Problem statement:
Pick out each line containing the string "Федерального" and copy it.

Dataset items:

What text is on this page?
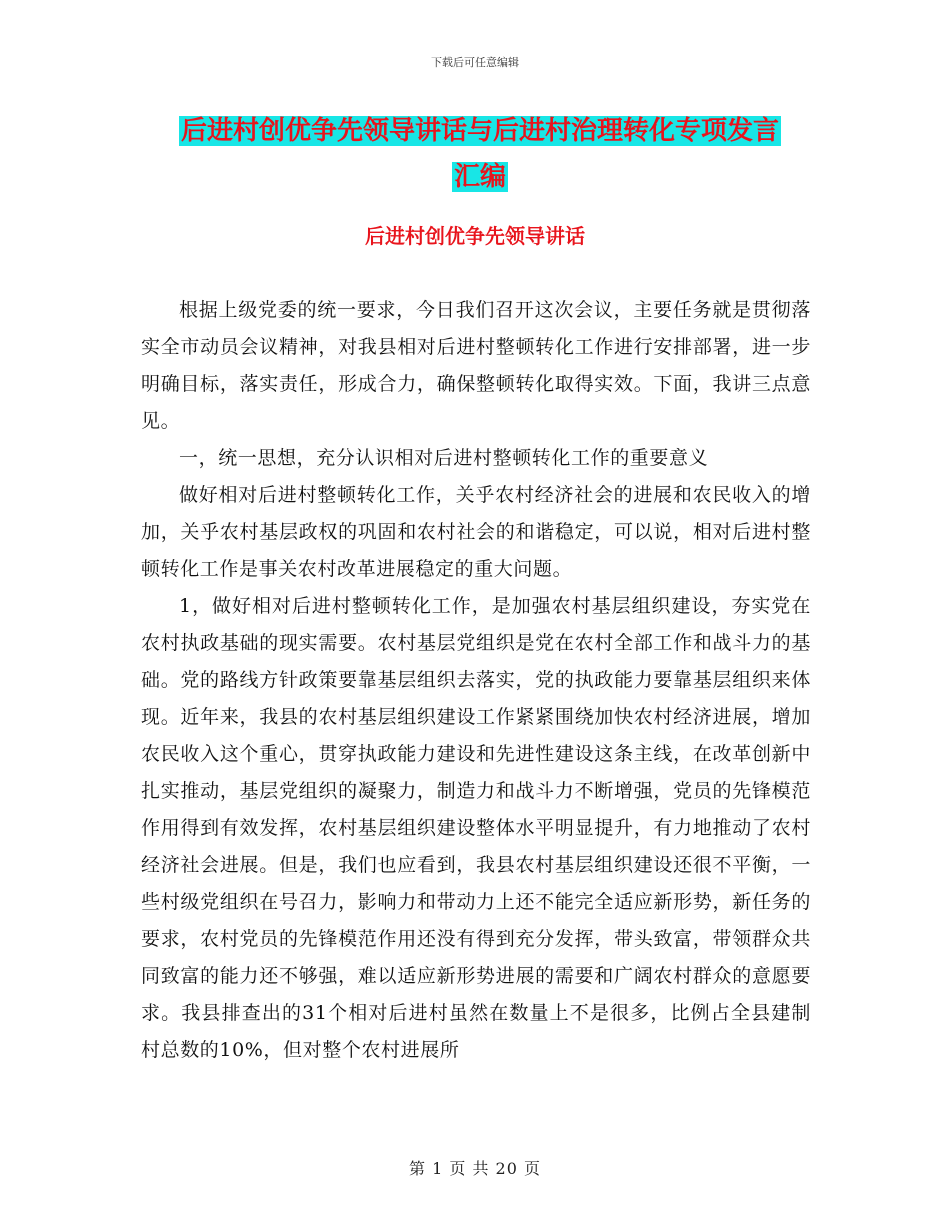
下载后可任意编辑
后进村创优争先领导讲话与后进村治理转化专项发言
汇编
后进村创优争先领导讲话

根据上级党委的统一要求，今日我们召开这次会议，主要任务就是贯彻落实全市动员会议精神，对我县相对后进村整顿转化工作进行安排部署，进一步明确目标，落实责任，形成合力，确保整顿转化取得实效。下面，我讲三点意见。

一，统一思想，充分认识相对后进村整顿转化工作的重要意义

做好相对后进村整顿转化工作，关乎农村经济社会的进展和农民收入的增加，关乎农村基层政权的巩固和农村社会的和谐稳定，可以说，相对后进村整顿转化工作是事关农村改革进展稳定的重大问题。

1，做好相对后进村整顿转化工作，是加强农村基层组织建设，夯实党在农村执政基础的现实需要。农村基层党组织是党在农村全部工作和战斗力的基础。党的路线方针政策要靠基层组织去落实，党的执政能力要靠基层组织来体现。近年来，我县的农村基层组织建设工作紧紧围绕加快农村经济进展，增加农民收入这个重心，贯穿执政能力建设和先进性建设这条主线，在改革创新中扎实推动，基层党组织的凝聚力，制造力和战斗力不断增强，党员的先锋模范作用得到有效发挥，农村基层组织建设整体水平明显提升，有力地推动了农村经济社会进展。但是，我们也应看到，我县农村基层组织建设还很不平衡，一些村级党组织在号召力，影响力和带动力上还不能完全适应新形势，新任务的要求，农村党员的先锋模范作用还没有得到充分发挥，带头致富，带领群众共同致富的能力还不够强，难以适应新形势进展的需要和广阔农村群众的意愿要求。我县排查出的31个相对后进村虽然在数量上不是很多，比例占全县建制村总数的10%，但对整个农村进展所

第 1 页 共 20 页
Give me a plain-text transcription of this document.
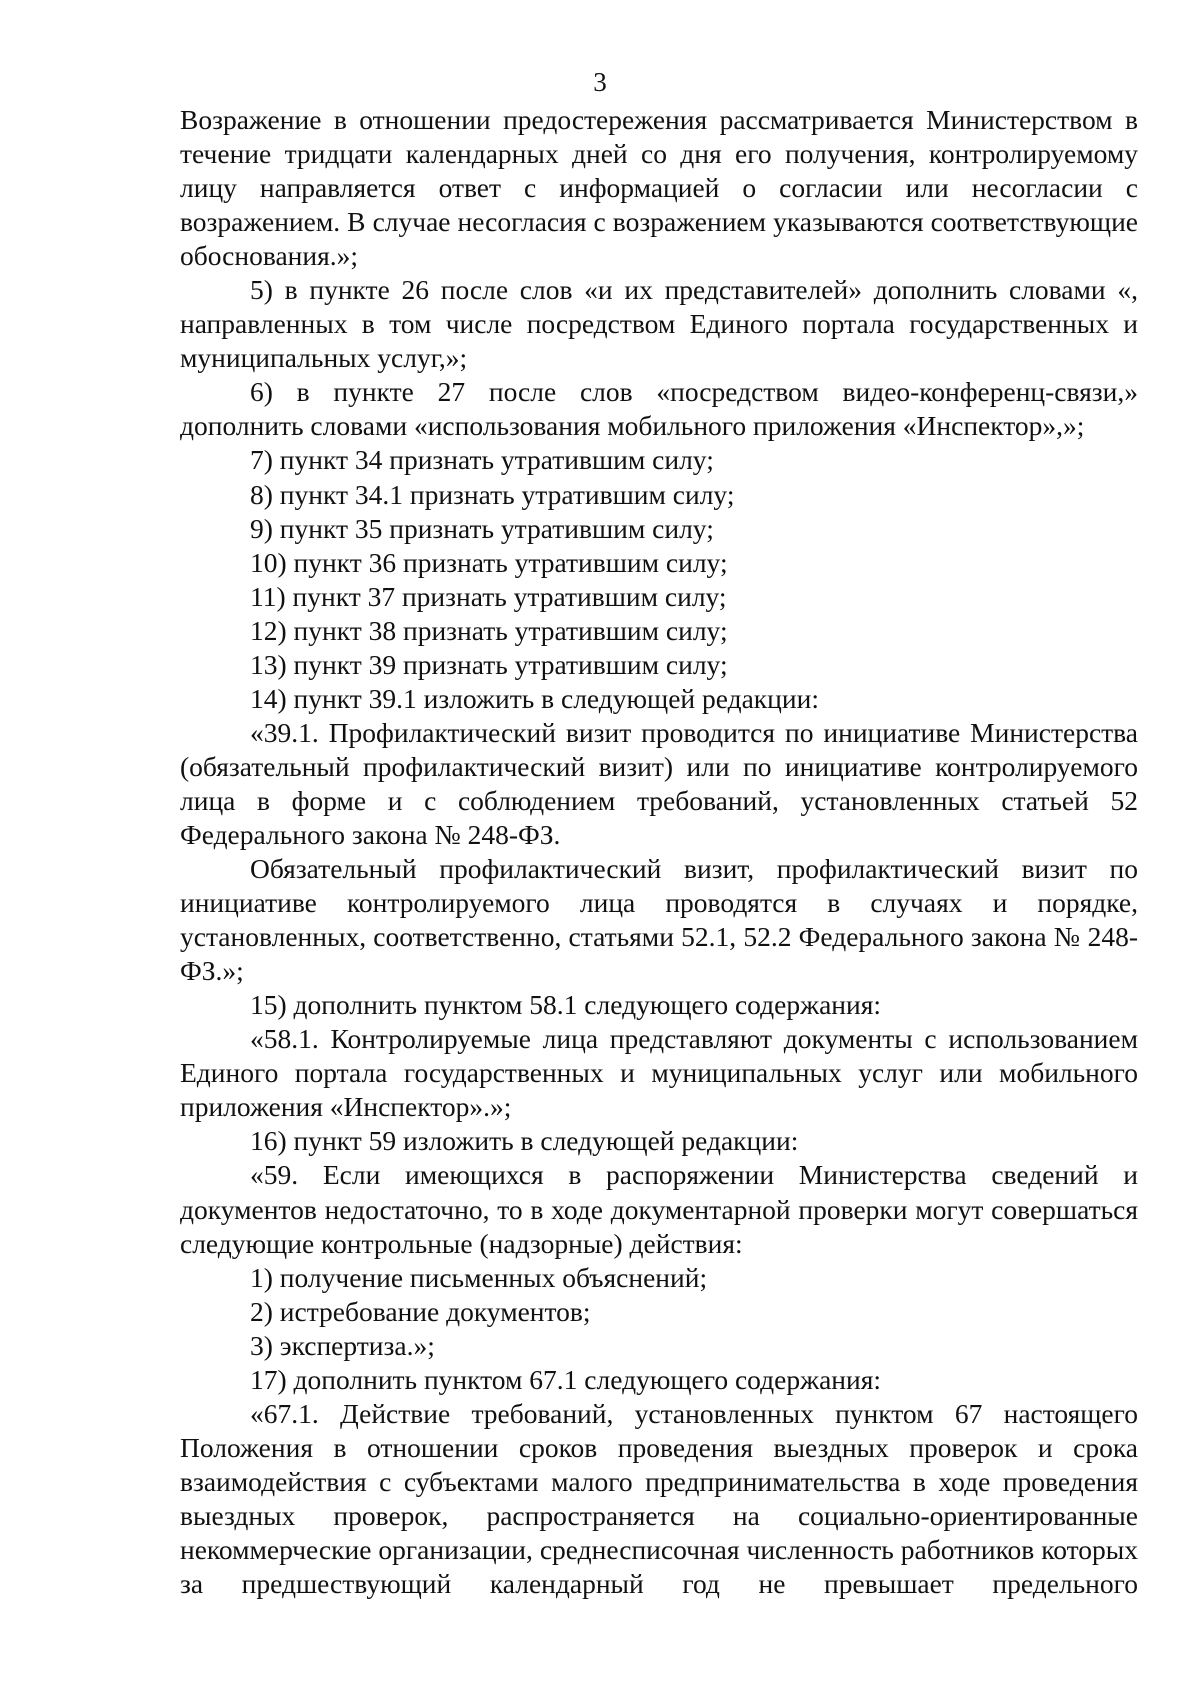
3

Возражение в отношении предостережения рассматривается Министерством в течение тридцати календарных дней со дня его получения, контролируемому лицу направляется ответ с информацией о согласии или несогласии с возражением. В случае несогласия с возражением указываются соответствующие обоснования.»;

5) в пункте 26 после слов «и их представителей» дополнить словами «, направленных в том числе посредством Единого портала государственных и муниципальных услуг,»;

6) в пункте 27 после слов «посредством видео-конференц-связи,» дополнить словами «использования мобильного приложения «Инспектор»,»;

7) пункт 34 признать утратившим силу;

8) пункт 34.1 признать утратившим силу;

9) пункт 35 признать утратившим силу;

10) пункт 36 признать утратившим силу;

11) пункт 37 признать утратившим силу;

12) пункт 38 признать утратившим силу;

13) пункт 39 признать утратившим силу;

14) пункт 39.1 изложить в следующей редакции:

«39.1. Профилактический визит проводится по инициативе Министерства (обязательный профилактический визит) или по инициативе контролируемого лица в форме и с соблюдением требований, установленных статьей 52 Федерального закона № 248-ФЗ.

Обязательный профилактический визит, профилактический визит по инициативе контролируемого лица проводятся в случаях и порядке, установленных, соответственно, статьями 52.1, 52.2 Федерального закона № 248-ФЗ.»;

15) дополнить пунктом 58.1 следующего содержания:

«58.1. Контролируемые лица представляют документы с использованием Единого портала государственных и муниципальных услуг или мобильного приложения «Инспектор».»;

16) пункт 59 изложить в следующей редакции:

«59. Если имеющихся в распоряжении Министерства сведений и документов недостаточно, то в ходе документарной проверки могут совершаться следующие контрольные (надзорные) действия:

1) получение письменных объяснений;

2) истребование документов;

3) экспертиза.»;

17) дополнить пунктом 67.1 следующего содержания:

«67.1. Действие требований, установленных пунктом 67 настоящего Положения в отношении сроков проведения выездных проверок и срока взаимодействия с субъектами малого предпринимательства в ходе проведения выездных проверок, распространяется на социально-ориентированные некоммерческие организации, среднесписочная численность работников которых за предшествующий календарный год не превышает предельного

The response:
«39.1. Профилактический визит проводится по инициативе Министерства (обязательный профилактический визит) или по инициативе контролируемого лица в форме и с соблюдением требований, установленных статьей 52 Федерального закона № 248-ФЗ.
Обязательный профилактический визит, профилактический визит по инициативе контролируемого лица проводятся в случаях и порядке, установленных, соответственно, статьями 52.1, 52.2 Федерального закона № 248-ФЗ.»;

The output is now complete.